#### [TASK DESCRIPTION]
All entries below are to be set down again, identical to the source.
** START INFORMATION SUPPLIED **
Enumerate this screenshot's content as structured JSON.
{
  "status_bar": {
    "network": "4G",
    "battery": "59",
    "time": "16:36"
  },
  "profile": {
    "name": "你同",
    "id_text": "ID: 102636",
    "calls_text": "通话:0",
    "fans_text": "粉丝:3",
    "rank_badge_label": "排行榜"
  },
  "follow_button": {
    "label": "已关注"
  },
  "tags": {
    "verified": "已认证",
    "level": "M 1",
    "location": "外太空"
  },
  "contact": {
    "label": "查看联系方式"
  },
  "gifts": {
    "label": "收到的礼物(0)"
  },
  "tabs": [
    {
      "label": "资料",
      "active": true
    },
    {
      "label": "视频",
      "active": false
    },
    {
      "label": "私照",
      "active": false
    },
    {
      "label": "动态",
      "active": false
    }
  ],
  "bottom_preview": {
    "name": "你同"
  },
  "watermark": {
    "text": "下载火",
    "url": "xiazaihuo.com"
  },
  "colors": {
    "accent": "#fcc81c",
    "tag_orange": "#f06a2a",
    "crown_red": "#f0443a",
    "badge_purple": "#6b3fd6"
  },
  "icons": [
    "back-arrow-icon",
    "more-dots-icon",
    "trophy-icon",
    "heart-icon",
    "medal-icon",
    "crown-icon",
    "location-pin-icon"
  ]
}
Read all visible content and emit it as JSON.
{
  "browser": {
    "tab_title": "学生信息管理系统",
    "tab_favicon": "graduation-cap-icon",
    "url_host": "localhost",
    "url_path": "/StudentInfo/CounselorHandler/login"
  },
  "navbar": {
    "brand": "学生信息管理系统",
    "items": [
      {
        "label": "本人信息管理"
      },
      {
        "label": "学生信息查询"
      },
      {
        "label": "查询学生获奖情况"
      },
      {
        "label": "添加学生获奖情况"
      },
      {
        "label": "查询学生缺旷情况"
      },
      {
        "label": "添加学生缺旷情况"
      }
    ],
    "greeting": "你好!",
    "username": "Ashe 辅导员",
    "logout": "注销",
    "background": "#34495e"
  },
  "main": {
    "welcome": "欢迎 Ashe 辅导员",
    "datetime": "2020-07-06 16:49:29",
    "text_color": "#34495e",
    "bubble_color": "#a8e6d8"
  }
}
** END INFORMATION SUPPLIED **
#### [EXPECTED OUTPUT]
Enumerate this screenshot's content as structured JSON.
{
  "status_bar": {
    "network": "4G",
    "battery": "59",
    "time": "16:36"
  },
  "profile": {
    "name": "你同",
    "id_text": "ID: 102636",
    "calls_text": "通话:0",
    "fans_text": "粉丝:3",
    "rank_badge_label": "排行榜"
  },
  "follow_button": {
    "label": "已关注"
  },
  "tags": {
    "verified": "已认证",
    "level": "M 1",
    "location": "外太空"
  },
  "contact": {
    "label": "查看联系方式"
  },
  "gifts": {
    "label": "收到的礼物(0)"
  },
  "tabs": [
    {
      "label": "资料",
      "active": true
    },
    {
      "label": "视频",
      "active": false
    },
    {
      "label": "私照",
      "active": false
    },
    {
      "label": "动态",
      "active": false
    }
  ],
  "bottom_preview": {
    "name": "你同"
  },
  "watermark": {
    "text": "下载火",
    "url": "xiazaihuo.com"
  },
  "colors": {
    "accent": "#fcc81c",
    "tag_orange": "#f06a2a",
    "crown_red": "#f0443a",
    "badge_purple": "#6b3fd6"
  },
  "icons": [
    "back-arrow-icon",
    "more-dots-icon",
    "trophy-icon",
    "heart-icon",
    "medal-icon",
    "crown-icon",
    "location-pin-icon"
  ]
}
Read all visible content and emit it as JSON.
{
  "browser": {
    "tab_title": "学生信息管理系统",
    "tab_favicon": "graduation-cap-icon",
    "url_host": "localhost",
    "url_path": "/StudentInfo/CounselorHandler/login"
  },
  "navbar": {
    "brand": "学生信息管理系统",
    "items": [
      {
        "label": "本人信息管理"
      },
      {
        "label": "学生信息查询"
      },
      {
        "label": "查询学生获奖情况"
      },
      {
        "label": "添加学生获奖情况"
      },
      {
        "label": "查询学生缺旷情况"
      },
      {
        "label": "添加学生缺旷情况"
      }
    ],
    "greeting": "你好!",
    "username": "Ashe 辅导员",
    "logout": "注销",
    "background": "#34495e"
  },
  "main": {
    "welcome": "欢迎 Ashe 辅导员",
    "datetime": "2020-07-06 16:49:29",
    "text_color": "#34495e",
    "bubble_color": "#a8e6d8"
  }
}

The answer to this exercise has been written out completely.